» **What to do**
From the entries below, extract every line that includes the word "基因随配子代代相传".
[BEGIN]
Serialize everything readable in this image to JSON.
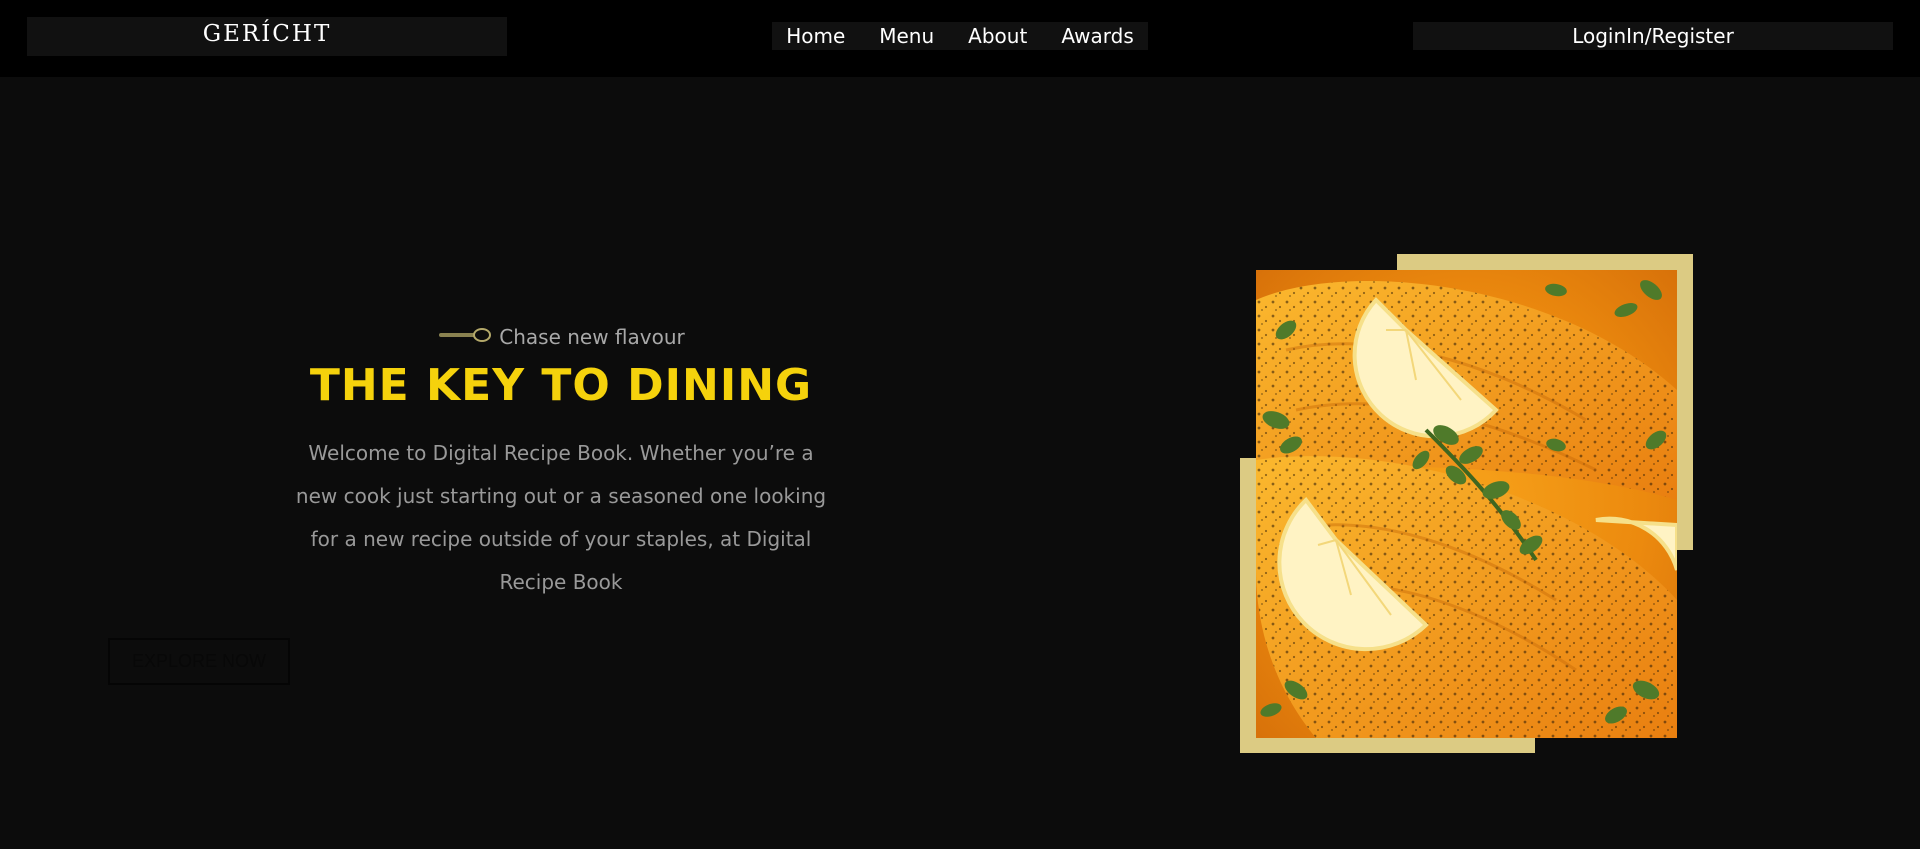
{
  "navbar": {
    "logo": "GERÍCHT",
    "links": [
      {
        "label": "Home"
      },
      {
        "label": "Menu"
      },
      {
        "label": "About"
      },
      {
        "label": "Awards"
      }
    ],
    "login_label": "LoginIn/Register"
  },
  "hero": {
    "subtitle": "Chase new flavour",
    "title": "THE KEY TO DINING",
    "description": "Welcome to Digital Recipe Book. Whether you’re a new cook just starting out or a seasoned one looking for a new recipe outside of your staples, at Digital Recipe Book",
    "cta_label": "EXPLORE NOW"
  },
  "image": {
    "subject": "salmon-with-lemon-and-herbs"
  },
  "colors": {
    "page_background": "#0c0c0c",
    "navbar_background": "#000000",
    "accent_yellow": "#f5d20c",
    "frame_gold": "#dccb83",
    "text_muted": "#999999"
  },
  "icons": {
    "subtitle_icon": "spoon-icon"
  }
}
[END]
[BEGIN]
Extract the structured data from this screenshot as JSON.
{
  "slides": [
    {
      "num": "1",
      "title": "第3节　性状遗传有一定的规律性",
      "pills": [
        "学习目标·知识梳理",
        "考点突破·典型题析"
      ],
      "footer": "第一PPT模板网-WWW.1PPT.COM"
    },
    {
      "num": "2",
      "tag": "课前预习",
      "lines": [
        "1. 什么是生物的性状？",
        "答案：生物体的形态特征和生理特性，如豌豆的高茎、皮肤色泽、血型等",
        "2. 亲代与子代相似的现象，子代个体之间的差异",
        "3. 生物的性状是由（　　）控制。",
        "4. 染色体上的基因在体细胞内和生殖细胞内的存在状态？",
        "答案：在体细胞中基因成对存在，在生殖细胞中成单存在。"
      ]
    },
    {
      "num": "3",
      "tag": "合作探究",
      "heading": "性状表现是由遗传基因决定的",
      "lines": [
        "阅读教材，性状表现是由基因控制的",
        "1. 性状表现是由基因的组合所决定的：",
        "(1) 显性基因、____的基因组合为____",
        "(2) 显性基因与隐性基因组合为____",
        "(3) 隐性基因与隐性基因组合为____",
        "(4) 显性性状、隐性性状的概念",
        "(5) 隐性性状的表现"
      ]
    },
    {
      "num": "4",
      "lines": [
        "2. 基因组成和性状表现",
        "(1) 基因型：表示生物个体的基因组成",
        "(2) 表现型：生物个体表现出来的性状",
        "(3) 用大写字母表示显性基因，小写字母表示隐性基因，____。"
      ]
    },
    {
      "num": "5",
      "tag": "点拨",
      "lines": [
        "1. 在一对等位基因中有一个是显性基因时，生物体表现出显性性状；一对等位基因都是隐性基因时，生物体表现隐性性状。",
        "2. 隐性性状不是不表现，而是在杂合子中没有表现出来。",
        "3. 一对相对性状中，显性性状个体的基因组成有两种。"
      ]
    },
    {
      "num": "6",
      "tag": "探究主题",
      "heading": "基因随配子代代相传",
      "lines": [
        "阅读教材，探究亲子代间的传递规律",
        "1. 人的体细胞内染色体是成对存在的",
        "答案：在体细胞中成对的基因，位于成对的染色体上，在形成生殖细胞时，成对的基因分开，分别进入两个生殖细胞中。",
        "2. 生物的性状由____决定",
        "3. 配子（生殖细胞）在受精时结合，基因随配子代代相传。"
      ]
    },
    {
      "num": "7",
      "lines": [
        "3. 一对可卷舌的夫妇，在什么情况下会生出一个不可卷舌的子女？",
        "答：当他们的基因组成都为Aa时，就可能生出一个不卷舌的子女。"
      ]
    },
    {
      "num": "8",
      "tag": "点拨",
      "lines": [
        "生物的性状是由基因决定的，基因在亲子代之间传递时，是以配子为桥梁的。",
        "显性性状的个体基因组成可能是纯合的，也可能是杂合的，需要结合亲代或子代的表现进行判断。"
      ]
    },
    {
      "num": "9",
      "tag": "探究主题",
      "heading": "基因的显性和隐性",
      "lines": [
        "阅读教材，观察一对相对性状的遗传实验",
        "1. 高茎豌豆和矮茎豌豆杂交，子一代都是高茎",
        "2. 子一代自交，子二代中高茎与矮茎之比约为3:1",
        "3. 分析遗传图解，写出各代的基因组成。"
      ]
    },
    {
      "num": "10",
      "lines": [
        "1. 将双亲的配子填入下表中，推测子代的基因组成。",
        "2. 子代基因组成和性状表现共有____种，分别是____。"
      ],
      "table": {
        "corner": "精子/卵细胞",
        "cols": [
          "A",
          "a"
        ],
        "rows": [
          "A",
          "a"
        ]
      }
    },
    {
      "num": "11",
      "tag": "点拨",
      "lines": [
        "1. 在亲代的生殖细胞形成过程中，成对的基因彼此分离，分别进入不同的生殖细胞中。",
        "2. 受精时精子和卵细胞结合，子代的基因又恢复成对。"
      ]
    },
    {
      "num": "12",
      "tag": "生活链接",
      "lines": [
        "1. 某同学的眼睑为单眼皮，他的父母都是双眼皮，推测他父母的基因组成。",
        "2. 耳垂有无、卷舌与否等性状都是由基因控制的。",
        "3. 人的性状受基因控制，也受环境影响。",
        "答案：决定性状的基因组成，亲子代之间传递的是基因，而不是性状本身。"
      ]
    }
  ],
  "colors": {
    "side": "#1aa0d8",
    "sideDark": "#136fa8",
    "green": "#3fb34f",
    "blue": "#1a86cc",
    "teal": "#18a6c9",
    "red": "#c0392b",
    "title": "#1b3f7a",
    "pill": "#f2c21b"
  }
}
[END]
» **Task response**
      "heading": "基因随配子代代相传",
        "3. 配子（生殖细胞）在受精时结合，基因随配子代代相传。"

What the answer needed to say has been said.